DESAFIO 1
Extrai, sem qualquer alteração, as linhas de dados mais abaixo, desde a primeira até à que contém "actions-divider bbox=[30, 1012, 720, 1013]", ambas incluídas.

EXCERTO DA PÁGINA
━━━━━━━━━━━━━━━━

A socióloga americana Mimi Schippers enriquece o trabalho de Connell e Messerschmidt ao defender que a hegemonia de género não deve considerar apenas as hierarquias entre masculinidades, e da masculinidade sobre a feminilidade, mas também entre feminilidades. Enquanto Connell e Messerschmidt defendiam que só existe masculinidade hegemónica, mas não existe feminilidade hegemónica, Schippers defende antes que a feminilidade hegemónica existe, ao mesmo tempo que perpetua o domínio da masculinidade sobre a feminilidade.5

A masculinidade hegemónica exprime-se em qualidades como a voz grave, a força física e o desejo pelo objeto feminino. A feminilidade hegemónica exprime-se em conteúdos de qualidade que são vistos como apoiando a masculinidade hegemónica como complementares e acima da feminilidade hegemónica. Por exemplo, estes conteúdos incluem as qualidades de uma pessoa, tais como a sua fisicalidade recatada, o desejo passivo pelo objeto masculino, uma voz suave e a vulnerabilidade emocional.

Schippers identifica também a “feminilidade pária” como uma forma de feminilidade socialmente indesejável e que contamina a relação naturalmente hierárquica e complementar entre masculinidade e feminilidade (i.e. hegemónica). É encarnada por figuras perturbadoras como a “butch”, a “bitch”, a “slut” ou uma “mulher agressiva”. A feminilidade pária contém o conteúdo qualitativo da masculinidade hegemónica, mas encarnada e representada por uma pessoa marcada como mulher.

Visto através desta lente teórica, o que torna o presidente russo Vladimir Putin, o ex-presidente filipino Rodrigo Roa Duterte, o ex-presidente brasileiro Jair Bolsonaro e o presidente húngaro Viktor Orbán em líderes políticos “homens fortes”?

Defendo que o seguinte conjunto de quatro características estreitamente relacionadas tipificam os líderes homens fortes. Deve-se notar que essas características juntas formam um tipo ideal, e podem não ser inteiramente descritivas de um único líder. A primeira caraterística é uma auto-representação e um estilo de fazer política que associa a sua autoridade à violência masculina, ao militarismo e ao poder militar e policial do Estado.6

Em segundo lugar, os homens fortes governam os seus partidos políticos e os seus respectivos estados, com pouco espaço para outros contestarem o seu poder. A verdadeira política parlamentar é, por conseguinte, antitética à política dos homens fortes, uma vez que a política parlamentar implica extensas negociações, compromissos, debates orais e um grau de indisciplina e imprevisibilidade nos resultados políticos que é inaceitável para os políticos dos homens fortes. O chinês Xi Jinping é uma dessas figuras, que conseguiu acabar com os limites de mandatos para que o seu caminho para a continuação do domínio na China e sobre o seu partido pudesse continuar sem problemas. Também esta é uma expressão da masculinidade hegemónica. Exprime um domínio hierárquico e patriarcal absoluto, incluindo sobre homens subordinados, que não cede a compromissos.

━━━━━━━━━━━━━━━━

DESAFIO 2
No excerto sobre masculinidade hegemónica, traduz para inglês a frase "A masculinidade hegemónica exprime-se em qualidades como a voz grave, a força física e o desejo pelo objeto feminino."

DADOS DO EXERCÍCIO
━━━━━━━━━━━━━━━━

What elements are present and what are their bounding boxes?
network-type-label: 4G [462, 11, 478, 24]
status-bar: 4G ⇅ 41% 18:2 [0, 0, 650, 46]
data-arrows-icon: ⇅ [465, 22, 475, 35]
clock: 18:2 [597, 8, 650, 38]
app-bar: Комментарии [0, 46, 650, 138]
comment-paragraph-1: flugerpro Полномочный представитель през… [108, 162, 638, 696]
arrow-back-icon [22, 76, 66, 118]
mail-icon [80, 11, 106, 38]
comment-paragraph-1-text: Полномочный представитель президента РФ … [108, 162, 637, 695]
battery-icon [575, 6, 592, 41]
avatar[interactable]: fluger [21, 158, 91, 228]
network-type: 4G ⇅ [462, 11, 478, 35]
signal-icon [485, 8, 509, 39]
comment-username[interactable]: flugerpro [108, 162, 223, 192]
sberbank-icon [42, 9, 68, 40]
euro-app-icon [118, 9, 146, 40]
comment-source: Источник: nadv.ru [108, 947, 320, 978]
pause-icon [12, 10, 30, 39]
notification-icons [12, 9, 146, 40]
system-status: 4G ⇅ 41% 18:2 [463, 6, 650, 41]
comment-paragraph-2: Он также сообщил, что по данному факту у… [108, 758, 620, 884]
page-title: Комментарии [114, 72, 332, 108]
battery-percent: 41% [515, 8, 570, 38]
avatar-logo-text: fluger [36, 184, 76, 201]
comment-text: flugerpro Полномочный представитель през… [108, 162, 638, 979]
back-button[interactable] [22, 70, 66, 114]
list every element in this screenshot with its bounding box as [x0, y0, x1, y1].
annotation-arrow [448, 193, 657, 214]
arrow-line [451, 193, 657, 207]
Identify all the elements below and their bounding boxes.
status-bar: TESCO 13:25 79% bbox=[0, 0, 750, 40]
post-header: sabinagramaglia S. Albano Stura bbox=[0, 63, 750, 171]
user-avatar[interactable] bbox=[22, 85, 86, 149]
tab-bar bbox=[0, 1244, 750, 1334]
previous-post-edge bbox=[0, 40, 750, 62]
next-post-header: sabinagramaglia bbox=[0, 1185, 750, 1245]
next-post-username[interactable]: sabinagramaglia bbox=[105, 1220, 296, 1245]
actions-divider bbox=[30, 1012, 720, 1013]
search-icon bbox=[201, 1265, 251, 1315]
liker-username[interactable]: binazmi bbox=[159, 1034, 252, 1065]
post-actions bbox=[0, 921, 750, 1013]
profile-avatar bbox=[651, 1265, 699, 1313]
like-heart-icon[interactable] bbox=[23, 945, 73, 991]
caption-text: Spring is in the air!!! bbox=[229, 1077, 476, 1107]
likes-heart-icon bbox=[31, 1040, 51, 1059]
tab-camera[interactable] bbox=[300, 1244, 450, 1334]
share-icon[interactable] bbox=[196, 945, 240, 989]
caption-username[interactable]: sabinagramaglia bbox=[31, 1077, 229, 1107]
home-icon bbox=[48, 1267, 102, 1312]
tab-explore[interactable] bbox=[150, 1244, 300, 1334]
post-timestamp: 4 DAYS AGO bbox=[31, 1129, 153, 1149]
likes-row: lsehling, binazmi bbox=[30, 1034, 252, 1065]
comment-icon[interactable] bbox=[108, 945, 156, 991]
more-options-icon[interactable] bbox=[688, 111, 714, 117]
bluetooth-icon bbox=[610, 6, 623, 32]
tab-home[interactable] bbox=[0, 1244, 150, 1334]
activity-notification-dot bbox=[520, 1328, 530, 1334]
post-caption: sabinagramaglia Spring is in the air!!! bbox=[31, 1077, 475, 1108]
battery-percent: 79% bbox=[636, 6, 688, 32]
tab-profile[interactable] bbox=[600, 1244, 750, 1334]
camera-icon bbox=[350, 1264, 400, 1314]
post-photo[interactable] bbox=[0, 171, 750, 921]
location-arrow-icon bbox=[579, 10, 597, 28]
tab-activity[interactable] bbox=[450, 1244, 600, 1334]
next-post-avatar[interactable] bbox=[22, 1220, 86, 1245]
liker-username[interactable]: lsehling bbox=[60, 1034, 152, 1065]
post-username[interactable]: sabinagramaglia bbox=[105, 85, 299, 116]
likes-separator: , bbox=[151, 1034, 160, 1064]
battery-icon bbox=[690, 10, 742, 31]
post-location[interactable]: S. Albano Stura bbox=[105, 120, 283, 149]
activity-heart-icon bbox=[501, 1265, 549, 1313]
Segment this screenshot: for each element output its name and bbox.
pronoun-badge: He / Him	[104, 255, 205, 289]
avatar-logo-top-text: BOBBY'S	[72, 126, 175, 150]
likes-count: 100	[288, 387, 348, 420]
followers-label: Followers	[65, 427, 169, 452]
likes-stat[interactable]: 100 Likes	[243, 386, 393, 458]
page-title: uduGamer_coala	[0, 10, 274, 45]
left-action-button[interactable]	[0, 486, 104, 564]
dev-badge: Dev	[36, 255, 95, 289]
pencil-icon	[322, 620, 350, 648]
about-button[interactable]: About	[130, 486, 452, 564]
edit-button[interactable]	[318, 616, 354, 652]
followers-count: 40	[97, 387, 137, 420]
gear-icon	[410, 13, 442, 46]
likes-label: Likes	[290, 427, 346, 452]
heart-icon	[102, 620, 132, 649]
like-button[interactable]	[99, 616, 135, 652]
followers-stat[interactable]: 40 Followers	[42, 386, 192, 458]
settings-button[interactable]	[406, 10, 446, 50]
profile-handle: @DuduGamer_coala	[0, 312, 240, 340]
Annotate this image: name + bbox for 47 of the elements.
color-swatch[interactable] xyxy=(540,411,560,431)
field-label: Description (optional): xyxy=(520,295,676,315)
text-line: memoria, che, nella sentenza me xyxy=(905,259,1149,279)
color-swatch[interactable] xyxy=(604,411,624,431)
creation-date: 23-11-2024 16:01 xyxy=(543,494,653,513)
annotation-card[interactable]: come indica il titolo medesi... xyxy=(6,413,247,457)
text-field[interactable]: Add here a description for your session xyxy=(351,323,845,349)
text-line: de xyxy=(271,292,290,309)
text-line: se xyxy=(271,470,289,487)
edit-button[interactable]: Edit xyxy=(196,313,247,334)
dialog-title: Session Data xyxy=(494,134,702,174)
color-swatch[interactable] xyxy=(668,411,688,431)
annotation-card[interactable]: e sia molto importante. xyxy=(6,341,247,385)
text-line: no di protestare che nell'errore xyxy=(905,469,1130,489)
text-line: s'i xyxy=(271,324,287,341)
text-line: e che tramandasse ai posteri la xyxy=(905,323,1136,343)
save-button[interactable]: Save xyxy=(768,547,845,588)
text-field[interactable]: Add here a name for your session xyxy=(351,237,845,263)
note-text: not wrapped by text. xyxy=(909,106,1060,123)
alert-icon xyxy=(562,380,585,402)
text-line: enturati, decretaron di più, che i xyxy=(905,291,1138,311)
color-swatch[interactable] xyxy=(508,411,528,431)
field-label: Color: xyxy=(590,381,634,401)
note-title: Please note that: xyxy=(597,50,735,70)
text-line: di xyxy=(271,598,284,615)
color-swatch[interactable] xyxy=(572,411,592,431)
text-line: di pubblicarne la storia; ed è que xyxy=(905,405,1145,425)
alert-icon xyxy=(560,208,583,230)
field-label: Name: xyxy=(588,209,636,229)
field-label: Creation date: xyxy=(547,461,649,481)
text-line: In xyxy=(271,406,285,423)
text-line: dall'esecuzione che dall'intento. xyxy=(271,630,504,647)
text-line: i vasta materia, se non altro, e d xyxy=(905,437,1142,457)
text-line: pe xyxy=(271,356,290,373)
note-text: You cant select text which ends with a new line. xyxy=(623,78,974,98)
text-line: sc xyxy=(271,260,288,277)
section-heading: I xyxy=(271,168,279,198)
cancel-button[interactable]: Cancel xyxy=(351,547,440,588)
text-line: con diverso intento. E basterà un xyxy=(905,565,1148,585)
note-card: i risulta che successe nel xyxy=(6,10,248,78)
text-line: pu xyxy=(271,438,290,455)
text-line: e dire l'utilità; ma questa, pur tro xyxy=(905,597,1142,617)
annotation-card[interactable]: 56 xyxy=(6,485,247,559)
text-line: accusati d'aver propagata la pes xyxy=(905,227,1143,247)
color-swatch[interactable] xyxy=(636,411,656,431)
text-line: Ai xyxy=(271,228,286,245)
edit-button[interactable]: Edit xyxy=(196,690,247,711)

━━━━━━━━━━━━━━━━

RESPOSTA 1
What elements are present and what are their bounding boxes?
network-type-label: 4G [462, 11, 478, 24]
status-bar: 4G ⇅ 41% 18:2 [0, 0, 650, 46]
data-arrows-icon: ⇅ [465, 22, 475, 35]
clock: 18:2 [597, 8, 650, 38]
app-bar: Комментарии [0, 46, 650, 138]
comment-paragraph-1: flugerpro Полномочный представитель през… [108, 162, 638, 696]
arrow-back-icon [22, 76, 66, 118]
mail-icon [80, 11, 106, 38]
comment-paragraph-1-text: Полномочный представитель президента РФ … [108, 162, 637, 695]
battery-icon [575, 6, 592, 41]
avatar[interactable]: fluger [21, 158, 91, 228]
network-type: 4G ⇅ [462, 11, 478, 35]
signal-icon [485, 8, 509, 39]
comment-username[interactable]: flugerpro [108, 162, 223, 192]
sberbank-icon [42, 9, 68, 40]
euro-app-icon [118, 9, 146, 40]
comment-source: Источник: nadv.ru [108, 947, 320, 978]
pause-icon [12, 10, 30, 39]
notification-icons [12, 9, 146, 40]
system-status: 4G ⇅ 41% 18:2 [463, 6, 650, 41]
comment-paragraph-2: Он также сообщил, что по данному факту у… [108, 758, 620, 884]
page-title: Комментарии [114, 72, 332, 108]
battery-percent: 41% [515, 8, 570, 38]
avatar-logo-text: fluger [36, 184, 76, 201]
comment-text: flugerpro Полномочный представитель през… [108, 162, 638, 979]
back-button[interactable] [22, 70, 66, 114]
list every element in this screenshot with its bounding box as [x0, y0, x1, y1].
annotation-arrow [448, 193, 657, 214]
arrow-line [451, 193, 657, 207]
Identify all the elements below and their bounding boxes.
status-bar: TESCO 13:25 79% bbox=[0, 0, 750, 40]
post-header: sabinagramaglia S. Albano Stura bbox=[0, 63, 750, 171]
user-avatar[interactable] bbox=[22, 85, 86, 149]
tab-bar bbox=[0, 1244, 750, 1334]
previous-post-edge bbox=[0, 40, 750, 62]
next-post-header: sabinagramaglia bbox=[0, 1185, 750, 1245]
next-post-username[interactable]: sabinagramaglia bbox=[105, 1220, 296, 1245]
actions-divider bbox=[30, 1012, 720, 1013]

RESPOSTA 2
Hegemonic masculinity is expressed in qualities such as a deep voice, physical strength and desire for the female object.